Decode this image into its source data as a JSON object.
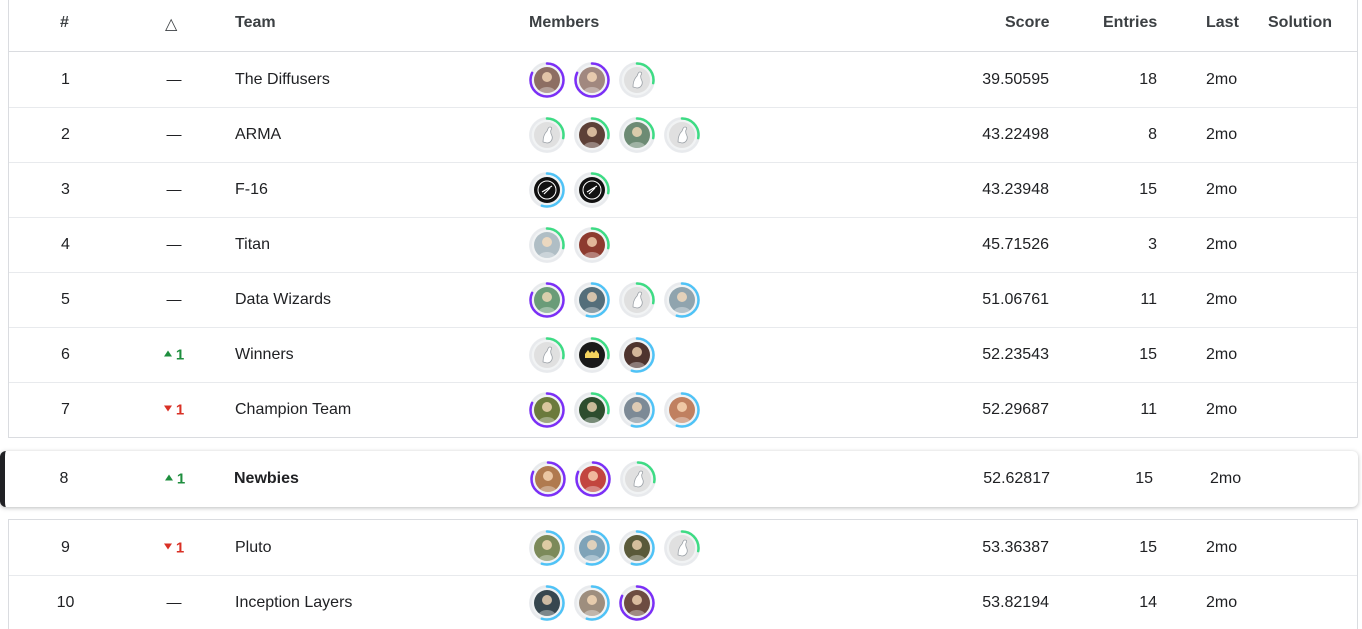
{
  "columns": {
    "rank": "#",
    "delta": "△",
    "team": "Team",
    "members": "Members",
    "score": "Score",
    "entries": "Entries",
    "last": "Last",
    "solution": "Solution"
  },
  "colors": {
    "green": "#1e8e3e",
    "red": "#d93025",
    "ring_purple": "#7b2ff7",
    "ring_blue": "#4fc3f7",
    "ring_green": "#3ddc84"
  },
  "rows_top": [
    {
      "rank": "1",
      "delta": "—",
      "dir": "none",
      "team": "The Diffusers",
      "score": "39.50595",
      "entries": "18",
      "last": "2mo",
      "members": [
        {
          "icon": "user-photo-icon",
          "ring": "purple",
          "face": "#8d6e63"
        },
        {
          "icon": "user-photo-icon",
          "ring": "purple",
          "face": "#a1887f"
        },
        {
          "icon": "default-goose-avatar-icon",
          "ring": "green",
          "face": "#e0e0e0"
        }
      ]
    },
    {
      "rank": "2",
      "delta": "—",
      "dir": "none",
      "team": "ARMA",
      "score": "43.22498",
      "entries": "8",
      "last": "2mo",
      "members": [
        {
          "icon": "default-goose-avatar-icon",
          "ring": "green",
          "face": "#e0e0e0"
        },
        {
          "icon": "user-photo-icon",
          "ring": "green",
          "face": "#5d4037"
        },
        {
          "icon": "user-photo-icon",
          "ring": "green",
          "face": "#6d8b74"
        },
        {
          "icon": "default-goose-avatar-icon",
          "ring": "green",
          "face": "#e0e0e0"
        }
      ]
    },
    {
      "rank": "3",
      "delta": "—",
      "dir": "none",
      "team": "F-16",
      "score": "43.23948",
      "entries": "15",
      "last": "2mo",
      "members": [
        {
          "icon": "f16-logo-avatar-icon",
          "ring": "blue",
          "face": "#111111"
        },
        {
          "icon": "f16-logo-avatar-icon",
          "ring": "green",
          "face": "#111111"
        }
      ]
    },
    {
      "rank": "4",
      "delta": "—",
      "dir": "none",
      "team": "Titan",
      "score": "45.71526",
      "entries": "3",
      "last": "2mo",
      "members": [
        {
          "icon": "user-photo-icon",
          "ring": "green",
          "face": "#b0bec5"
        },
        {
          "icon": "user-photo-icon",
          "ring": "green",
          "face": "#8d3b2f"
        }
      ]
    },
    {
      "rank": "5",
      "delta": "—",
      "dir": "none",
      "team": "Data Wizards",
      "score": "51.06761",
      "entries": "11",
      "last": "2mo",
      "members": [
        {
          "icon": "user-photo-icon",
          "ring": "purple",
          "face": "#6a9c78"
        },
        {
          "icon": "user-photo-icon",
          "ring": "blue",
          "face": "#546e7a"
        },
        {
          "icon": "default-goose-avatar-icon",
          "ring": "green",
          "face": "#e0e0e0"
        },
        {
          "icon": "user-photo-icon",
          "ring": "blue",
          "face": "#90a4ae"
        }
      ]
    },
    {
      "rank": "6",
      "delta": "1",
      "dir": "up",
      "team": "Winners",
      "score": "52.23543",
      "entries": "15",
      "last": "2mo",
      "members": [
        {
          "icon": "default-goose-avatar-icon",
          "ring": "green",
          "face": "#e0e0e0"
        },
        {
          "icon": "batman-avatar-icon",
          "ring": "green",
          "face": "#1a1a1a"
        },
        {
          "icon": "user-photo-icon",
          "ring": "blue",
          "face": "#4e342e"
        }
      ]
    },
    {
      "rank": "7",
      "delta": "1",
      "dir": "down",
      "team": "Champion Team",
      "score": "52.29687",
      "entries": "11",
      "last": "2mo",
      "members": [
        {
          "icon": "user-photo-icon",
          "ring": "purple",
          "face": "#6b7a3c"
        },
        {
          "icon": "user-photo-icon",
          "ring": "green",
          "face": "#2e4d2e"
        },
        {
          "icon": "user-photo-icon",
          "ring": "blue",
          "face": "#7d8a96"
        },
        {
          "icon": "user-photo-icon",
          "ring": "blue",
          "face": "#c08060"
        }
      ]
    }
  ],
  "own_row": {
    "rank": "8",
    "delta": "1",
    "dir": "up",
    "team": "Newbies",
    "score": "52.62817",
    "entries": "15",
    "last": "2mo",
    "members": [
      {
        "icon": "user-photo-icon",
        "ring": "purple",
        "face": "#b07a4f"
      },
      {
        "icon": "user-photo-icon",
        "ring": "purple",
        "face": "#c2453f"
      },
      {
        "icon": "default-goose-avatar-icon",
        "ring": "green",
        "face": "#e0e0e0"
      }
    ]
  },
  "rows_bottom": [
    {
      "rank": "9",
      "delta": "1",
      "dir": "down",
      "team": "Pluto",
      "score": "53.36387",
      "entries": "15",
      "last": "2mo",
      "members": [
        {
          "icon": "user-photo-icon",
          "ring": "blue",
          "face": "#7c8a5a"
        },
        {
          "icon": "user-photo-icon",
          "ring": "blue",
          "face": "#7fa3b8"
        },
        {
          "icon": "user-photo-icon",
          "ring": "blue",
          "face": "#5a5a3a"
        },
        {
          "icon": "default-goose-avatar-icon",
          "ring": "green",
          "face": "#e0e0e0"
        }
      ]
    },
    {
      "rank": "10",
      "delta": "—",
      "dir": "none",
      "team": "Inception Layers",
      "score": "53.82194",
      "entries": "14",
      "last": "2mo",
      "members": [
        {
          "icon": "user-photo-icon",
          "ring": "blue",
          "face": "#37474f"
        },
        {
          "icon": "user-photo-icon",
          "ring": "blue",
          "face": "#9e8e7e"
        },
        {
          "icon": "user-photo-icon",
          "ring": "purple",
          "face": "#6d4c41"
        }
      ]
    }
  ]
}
# # # # #
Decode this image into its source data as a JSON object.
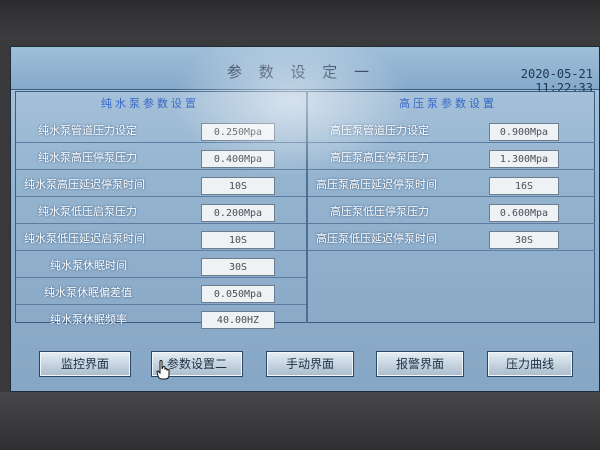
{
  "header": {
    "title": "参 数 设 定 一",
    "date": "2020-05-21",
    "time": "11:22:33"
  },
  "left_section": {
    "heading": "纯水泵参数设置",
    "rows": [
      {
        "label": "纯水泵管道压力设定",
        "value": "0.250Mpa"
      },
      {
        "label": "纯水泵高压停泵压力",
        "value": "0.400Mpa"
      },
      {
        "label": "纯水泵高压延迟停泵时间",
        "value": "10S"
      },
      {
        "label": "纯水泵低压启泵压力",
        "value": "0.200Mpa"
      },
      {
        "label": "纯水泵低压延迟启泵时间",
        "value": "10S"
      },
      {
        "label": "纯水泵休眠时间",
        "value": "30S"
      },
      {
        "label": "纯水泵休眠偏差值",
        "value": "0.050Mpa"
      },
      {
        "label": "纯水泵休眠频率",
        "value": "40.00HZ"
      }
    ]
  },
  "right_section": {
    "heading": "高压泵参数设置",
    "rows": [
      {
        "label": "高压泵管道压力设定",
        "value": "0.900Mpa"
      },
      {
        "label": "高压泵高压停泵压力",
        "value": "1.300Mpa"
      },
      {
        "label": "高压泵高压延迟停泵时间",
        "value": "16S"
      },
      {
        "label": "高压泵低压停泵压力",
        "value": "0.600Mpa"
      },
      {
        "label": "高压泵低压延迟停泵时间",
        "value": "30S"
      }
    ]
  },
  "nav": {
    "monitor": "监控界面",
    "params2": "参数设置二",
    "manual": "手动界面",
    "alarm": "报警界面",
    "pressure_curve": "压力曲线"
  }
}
# # # # #
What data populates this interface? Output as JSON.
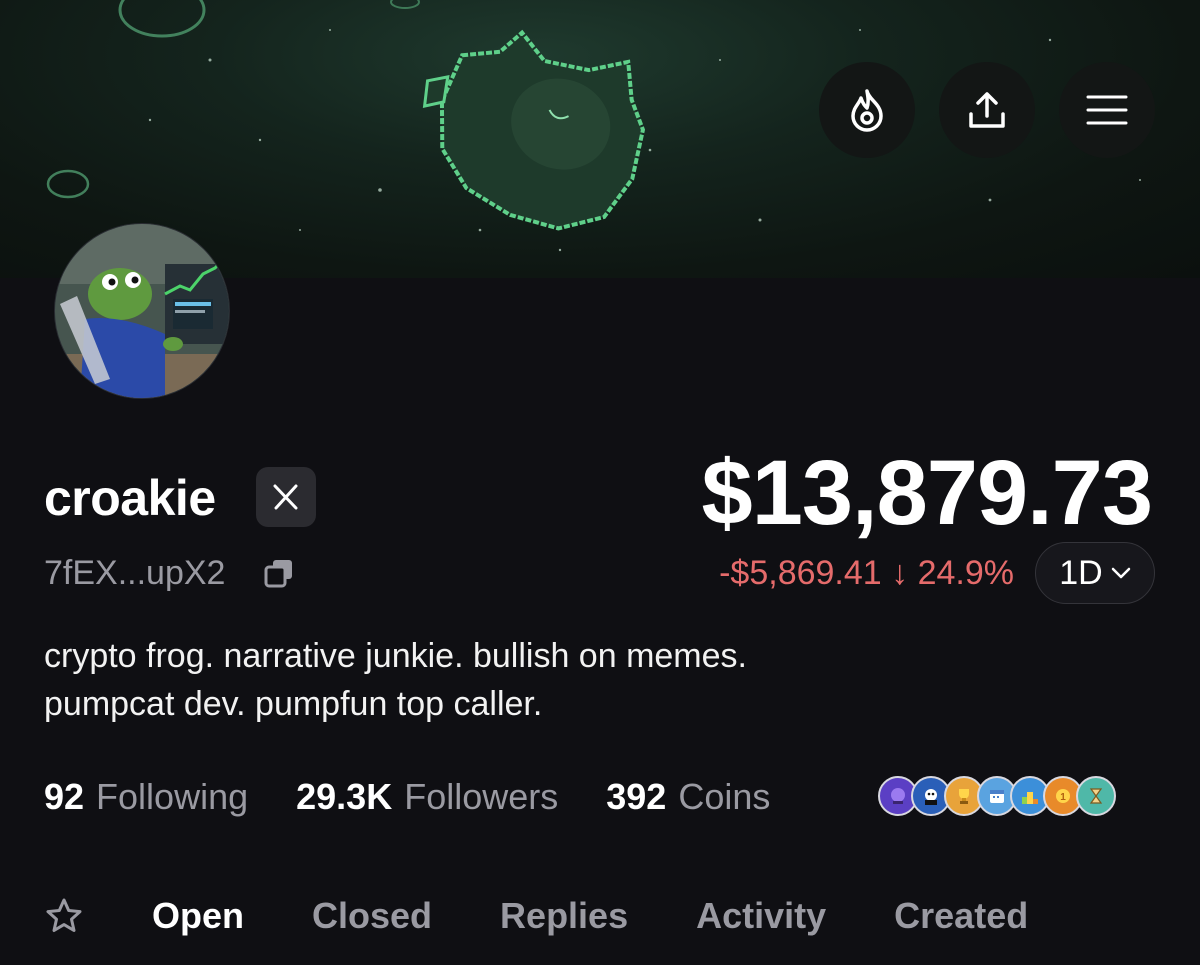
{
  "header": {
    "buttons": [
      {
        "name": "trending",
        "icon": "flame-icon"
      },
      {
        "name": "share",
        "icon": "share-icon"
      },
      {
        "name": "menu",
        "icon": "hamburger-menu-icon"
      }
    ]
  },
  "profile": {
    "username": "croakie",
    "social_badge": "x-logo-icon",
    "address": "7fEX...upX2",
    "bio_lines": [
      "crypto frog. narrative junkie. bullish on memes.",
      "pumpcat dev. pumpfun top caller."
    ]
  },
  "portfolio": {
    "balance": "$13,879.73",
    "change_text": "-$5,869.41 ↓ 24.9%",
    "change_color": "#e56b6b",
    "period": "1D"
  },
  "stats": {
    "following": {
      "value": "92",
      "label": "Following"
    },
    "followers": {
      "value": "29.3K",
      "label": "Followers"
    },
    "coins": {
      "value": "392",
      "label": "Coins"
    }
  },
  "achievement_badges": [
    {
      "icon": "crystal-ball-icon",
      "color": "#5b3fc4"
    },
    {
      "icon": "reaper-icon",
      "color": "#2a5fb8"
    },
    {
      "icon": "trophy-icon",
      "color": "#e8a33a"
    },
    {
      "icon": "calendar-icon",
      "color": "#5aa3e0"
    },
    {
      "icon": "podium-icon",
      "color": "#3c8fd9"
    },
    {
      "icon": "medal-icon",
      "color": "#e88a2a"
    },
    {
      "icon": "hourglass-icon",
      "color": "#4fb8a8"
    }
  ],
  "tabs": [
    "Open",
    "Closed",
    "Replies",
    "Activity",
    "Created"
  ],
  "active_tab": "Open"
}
# # # # #
Check every line of the data above for the string "score", and copy those that have it.

• [RESULT]:
    "score": "Score",
      "score": "39.50595",
      "score": "43.22498",
      "score": "43.23948",
      "score": "45.71526",
      "score": "51.06761",
      "score": "52.23543",
      "score": "52.29687",
    "score": "52.62817",
      "score": "53.36387",
      "score": "53.82194",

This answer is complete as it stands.